Prompt —
From the line with "Convert this document image to plain text." through the final line, please write out the listing exactly, including both of those lines.

Data provided —
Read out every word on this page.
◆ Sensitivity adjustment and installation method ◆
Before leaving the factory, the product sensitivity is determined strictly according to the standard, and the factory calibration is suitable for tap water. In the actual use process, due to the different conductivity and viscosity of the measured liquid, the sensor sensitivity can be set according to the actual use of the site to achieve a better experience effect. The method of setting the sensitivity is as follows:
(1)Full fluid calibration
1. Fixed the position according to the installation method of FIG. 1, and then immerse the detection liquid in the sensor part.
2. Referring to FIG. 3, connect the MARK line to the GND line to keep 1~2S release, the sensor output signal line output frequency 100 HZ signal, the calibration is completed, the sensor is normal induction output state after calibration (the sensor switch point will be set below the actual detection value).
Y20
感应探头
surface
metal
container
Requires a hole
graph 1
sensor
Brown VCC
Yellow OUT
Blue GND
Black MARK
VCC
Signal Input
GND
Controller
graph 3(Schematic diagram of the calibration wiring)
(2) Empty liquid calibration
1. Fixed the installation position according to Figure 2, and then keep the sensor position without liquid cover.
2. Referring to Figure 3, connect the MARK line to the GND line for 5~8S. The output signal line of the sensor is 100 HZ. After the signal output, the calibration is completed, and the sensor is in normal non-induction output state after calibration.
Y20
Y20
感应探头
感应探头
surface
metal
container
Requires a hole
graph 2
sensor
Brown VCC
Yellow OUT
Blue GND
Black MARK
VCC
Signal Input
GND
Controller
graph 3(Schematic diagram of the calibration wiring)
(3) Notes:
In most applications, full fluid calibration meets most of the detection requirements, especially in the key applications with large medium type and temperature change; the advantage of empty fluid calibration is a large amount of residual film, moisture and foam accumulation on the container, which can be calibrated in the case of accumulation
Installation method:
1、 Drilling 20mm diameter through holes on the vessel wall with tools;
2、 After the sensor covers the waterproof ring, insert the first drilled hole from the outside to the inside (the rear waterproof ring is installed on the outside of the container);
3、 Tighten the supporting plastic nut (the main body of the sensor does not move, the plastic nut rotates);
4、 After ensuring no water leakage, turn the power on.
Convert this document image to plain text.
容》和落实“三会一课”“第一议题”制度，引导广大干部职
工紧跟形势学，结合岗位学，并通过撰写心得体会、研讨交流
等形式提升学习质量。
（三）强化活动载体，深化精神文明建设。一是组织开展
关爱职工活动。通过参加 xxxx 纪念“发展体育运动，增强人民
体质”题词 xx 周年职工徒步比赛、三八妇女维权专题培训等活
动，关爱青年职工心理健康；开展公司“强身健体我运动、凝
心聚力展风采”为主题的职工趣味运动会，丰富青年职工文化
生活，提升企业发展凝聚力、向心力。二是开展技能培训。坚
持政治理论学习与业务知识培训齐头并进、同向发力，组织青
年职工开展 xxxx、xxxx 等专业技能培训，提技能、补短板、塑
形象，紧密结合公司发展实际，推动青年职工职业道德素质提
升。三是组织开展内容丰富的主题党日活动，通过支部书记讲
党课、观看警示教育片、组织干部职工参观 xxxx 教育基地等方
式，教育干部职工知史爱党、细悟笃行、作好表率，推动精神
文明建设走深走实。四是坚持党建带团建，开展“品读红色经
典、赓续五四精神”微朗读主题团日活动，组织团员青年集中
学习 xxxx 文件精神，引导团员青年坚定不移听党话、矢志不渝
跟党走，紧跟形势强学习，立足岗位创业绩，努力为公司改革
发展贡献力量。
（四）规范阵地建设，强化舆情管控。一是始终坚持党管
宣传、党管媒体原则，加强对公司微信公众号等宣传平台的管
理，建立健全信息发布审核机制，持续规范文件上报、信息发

Solution to this exercise —
Convert this document image to plain text.
容》和落实“三会一课”“第一议题”制度，引导广大干部职
工紧跟形势学，结合岗位学，并通过撰写心得体会、研讨交流
等形式提升学习质量。
（三）强化活动载体，深化精神文明建设。一是组织开展
关爱职工活动。通过参加 xxxx 纪念“发展体育运动，增强人民
体质”题词 xx 周年职工徒步比赛、三八妇女维权专题培训等活
动，关爱青年职工心理健康；开展公司“强身健体我运动、凝
心聚力展风采”为主题的职工趣味运动会，丰富青年职工文化
生活，提升企业发展凝聚力、向心力。二是开展技能培训。坚
持政治理论学习与业务知识培训齐头并进、同向发力，组织青
年职工开展 xxxx、xxxx 等专业技能培训，提技能、补短板、塑
形象，紧密结合公司发展实际，推动青年职工职业道德素质提
升。三是组织开展内容丰富的主题党日活动，通过支部书记讲
党课、观看警示教育片、组织干部职工参观 xxxx 教育基地等方
式，教育干部职工知史爱党、细悟笃行、作好表率，推动精神
文明建设走深走实。四是坚持党建带团建，开展“品读红色经
典、赓续五四精神”微朗读主题团日活动，组织团员青年集中
学习 xxxx 文件精神，引导团员青年坚定不移听党话、矢志不渝
跟党走，紧跟形势强学习，立足岗位创业绩，努力为公司改革
发展贡献力量。
（四）规范阵地建设，强化舆情管控。一是始终坚持党管
宣传、党管媒体原则，加强对公司微信公众号等宣传平台的管
理，建立健全信息发布审核机制，持续规范文件上报、信息发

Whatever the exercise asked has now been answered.